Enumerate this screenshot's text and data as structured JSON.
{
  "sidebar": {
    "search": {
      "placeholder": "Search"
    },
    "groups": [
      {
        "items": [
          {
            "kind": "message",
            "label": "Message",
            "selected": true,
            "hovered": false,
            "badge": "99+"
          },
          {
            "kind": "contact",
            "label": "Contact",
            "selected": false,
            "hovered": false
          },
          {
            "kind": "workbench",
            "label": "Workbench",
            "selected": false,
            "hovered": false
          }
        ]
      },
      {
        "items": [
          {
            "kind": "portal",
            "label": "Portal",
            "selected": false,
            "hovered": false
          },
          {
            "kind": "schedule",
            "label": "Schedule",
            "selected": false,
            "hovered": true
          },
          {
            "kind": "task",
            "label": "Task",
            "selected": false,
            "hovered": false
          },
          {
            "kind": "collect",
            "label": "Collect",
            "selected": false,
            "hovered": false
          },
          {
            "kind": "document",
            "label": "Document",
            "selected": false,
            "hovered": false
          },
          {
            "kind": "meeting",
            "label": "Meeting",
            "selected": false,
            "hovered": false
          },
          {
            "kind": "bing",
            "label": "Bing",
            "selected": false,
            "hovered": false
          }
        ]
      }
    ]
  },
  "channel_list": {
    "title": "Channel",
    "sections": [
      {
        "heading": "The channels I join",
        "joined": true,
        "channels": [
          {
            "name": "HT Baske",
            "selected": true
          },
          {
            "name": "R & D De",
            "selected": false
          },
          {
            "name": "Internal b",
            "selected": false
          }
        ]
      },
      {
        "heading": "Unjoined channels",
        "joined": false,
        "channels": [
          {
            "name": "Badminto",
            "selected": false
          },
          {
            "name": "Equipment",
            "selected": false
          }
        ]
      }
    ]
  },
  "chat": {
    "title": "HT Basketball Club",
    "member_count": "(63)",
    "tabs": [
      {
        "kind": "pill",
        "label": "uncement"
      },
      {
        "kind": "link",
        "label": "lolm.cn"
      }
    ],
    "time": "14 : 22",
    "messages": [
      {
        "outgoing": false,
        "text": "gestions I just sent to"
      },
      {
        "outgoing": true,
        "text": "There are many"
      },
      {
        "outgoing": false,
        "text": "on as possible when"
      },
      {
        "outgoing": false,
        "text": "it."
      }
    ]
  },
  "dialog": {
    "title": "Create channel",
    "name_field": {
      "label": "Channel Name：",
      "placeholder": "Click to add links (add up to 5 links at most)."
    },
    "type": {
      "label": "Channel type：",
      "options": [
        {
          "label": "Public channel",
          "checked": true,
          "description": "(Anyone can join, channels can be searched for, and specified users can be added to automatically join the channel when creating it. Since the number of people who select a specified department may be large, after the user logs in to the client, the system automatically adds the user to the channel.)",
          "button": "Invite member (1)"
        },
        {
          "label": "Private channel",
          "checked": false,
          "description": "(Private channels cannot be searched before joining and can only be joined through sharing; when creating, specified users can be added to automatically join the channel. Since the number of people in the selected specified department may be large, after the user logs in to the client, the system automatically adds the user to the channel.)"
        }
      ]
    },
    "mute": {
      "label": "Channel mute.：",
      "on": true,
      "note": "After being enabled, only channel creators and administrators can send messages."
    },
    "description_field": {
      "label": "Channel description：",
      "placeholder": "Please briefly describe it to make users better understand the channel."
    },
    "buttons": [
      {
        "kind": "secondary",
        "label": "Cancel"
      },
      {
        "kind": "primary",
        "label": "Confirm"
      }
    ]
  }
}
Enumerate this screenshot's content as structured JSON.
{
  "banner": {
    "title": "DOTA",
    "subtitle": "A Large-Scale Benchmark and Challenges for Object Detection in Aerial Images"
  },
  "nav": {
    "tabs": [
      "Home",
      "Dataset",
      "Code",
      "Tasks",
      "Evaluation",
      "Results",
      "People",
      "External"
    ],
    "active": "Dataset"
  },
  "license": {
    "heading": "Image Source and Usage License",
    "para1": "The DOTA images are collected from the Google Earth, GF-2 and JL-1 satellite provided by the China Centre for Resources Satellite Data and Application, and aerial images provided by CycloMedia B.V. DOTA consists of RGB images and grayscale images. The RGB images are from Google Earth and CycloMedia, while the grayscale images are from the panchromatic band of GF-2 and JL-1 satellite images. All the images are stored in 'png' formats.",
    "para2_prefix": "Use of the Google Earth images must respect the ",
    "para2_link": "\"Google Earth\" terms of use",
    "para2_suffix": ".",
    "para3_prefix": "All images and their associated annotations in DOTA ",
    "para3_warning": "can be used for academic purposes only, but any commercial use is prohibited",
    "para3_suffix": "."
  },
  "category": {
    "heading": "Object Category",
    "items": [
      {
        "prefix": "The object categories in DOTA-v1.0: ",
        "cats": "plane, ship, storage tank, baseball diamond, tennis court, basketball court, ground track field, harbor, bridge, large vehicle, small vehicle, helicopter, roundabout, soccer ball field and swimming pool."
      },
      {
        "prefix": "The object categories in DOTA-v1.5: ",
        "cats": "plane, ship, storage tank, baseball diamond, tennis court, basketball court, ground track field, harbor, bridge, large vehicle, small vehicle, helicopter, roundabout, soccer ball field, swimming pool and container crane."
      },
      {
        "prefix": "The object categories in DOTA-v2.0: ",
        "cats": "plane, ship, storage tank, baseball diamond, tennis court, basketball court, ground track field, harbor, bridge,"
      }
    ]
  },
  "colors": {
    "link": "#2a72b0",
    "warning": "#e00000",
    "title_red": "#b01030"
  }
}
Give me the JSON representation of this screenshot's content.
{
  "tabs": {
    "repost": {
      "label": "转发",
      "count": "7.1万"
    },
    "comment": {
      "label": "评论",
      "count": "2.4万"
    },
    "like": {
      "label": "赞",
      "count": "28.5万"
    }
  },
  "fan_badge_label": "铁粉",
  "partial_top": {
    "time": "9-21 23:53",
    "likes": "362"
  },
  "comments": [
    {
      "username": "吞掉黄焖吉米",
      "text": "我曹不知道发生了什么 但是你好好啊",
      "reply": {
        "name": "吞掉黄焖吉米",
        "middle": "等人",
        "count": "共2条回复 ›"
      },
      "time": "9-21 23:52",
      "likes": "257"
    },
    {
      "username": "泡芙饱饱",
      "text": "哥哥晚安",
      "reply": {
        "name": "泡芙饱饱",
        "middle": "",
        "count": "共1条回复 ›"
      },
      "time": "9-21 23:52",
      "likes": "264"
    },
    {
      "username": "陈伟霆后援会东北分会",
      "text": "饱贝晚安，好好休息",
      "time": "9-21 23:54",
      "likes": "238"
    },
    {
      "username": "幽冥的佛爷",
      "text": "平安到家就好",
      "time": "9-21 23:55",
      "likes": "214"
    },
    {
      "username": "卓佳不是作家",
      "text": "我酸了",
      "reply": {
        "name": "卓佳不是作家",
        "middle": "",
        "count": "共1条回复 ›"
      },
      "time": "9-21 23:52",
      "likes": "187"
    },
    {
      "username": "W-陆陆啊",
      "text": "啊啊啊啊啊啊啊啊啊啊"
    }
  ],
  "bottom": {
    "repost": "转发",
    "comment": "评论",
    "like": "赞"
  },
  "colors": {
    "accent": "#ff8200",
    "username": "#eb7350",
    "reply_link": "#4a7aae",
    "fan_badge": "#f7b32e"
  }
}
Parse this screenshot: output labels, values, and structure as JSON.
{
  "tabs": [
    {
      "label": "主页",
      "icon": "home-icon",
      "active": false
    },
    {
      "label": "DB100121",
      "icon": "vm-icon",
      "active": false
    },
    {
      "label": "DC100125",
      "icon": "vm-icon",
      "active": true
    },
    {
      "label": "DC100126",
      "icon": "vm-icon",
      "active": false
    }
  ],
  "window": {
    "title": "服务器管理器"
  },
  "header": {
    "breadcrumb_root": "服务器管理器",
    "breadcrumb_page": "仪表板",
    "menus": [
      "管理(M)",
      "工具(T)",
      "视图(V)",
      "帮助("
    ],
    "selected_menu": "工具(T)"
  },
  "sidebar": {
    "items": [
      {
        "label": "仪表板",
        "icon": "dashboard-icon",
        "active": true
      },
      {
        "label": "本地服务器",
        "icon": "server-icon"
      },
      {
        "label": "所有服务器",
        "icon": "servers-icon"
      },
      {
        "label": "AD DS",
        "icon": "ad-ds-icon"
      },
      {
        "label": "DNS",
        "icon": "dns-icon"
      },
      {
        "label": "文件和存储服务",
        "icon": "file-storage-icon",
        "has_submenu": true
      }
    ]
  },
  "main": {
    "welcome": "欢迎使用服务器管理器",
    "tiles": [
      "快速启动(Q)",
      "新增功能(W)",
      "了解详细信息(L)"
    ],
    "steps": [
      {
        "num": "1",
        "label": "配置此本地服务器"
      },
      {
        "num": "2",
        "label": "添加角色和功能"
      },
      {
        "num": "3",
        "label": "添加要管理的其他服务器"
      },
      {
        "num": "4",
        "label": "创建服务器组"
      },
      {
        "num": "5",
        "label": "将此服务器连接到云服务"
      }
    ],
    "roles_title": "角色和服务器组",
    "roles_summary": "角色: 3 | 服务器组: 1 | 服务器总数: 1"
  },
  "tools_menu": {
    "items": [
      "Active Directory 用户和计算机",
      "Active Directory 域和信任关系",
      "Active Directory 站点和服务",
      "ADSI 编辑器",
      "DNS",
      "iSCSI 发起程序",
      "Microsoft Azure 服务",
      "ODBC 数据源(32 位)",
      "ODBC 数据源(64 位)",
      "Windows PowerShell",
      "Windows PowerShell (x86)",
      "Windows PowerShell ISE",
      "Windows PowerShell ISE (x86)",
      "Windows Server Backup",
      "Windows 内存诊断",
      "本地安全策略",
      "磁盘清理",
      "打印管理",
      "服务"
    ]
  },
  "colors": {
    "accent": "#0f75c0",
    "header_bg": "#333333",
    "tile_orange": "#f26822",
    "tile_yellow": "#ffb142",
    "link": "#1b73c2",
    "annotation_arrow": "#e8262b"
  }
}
────────────────────
* [Set exercise] Look through the data above. Copy every line with the string "Earth" in it.

* [Task answer]
    "para1": "The DOTA images are collected from the Google Earth, GF-2 and JL-1 satellite provided by the China Centre for Resources Satellite Data and Application, and aerial images provided by CycloMedia B.V. DOTA consists of RGB images and grayscale images. The RGB images are from Google Earth and CycloMedia, while the grayscale images are from the panchromatic band of GF-2 and JL-1 satellite images. All the images are stored in 'png' formats.",
    "para2_prefix": "Use of the Google Earth images must respect the ",
    "para2_link": "\"Google Earth\" terms of use",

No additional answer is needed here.